### Exercise
Your task is to output the listing word for word, with pictures excluded.

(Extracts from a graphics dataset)

——————————

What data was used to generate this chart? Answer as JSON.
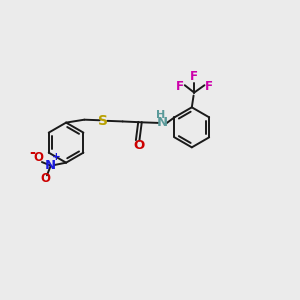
{
  "background_color": "#ebebeb",
  "bond_color": "#1a1a1a",
  "bond_width": 1.4,
  "S_color": "#b8a000",
  "N_amide_color": "#5a9a9a",
  "N_nitro_color": "#1a1add",
  "O_color": "#cc0000",
  "F_color": "#cc00aa",
  "H_color": "#5a9a9a",
  "font_size": 8.5,
  "figsize": [
    3.0,
    3.0
  ],
  "dpi": 100,
  "xlim": [
    0,
    10
  ],
  "ylim": [
    0,
    10
  ]
}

——————————

### Solved problem
What data was used to generate this chart? Answer as JSON.
{
  "background_color": "#ebebeb",
  "bond_color": "#1a1a1a",
  "bond_width": 1.4,
  "S_color": "#b8a000",
  "N_amide_color": "#5a9a9a",
  "N_nitro_color": "#1a1add",
  "O_color": "#cc0000",
  "F_color": "#cc00aa",
  "H_color": "#5a9a9a",
  "font_size": 8.5,
  "figsize": [
    3.0,
    3.0
  ],
  "dpi": 100,
  "xlim": [
    0,
    10
  ],
  "ylim": [
    0,
    10
  ]
}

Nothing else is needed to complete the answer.